THE PROBLEM
Search the records for "value". Copy every line where it appears.

SUPPLIED INFORMATION
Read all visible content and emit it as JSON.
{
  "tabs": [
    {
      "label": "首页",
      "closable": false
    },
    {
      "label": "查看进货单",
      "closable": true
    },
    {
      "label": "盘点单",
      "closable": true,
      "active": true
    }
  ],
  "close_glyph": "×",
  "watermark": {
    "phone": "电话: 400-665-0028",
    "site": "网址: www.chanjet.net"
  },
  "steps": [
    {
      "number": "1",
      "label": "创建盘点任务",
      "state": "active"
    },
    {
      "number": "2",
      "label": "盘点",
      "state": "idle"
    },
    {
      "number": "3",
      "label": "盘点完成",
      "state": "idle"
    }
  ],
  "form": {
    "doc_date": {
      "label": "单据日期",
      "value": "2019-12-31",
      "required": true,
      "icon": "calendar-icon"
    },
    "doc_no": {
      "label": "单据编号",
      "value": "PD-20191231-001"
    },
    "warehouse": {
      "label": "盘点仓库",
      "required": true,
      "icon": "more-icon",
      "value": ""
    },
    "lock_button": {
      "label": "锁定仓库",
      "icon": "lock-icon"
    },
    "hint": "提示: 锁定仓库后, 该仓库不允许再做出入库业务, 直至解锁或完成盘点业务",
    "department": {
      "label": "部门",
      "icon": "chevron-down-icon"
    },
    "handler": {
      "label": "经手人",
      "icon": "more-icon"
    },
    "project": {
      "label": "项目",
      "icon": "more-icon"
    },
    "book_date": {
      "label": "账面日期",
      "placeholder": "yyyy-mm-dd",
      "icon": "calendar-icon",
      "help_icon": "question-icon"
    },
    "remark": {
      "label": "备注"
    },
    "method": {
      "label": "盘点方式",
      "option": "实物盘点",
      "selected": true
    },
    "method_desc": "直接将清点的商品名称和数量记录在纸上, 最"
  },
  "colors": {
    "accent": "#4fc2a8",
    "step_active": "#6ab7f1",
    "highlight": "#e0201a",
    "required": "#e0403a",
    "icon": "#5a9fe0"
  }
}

SOLUTION TO THIS EXERCISE
      "value": "2019-12-31",
      "value": "PD-20191231-001"
      "value": ""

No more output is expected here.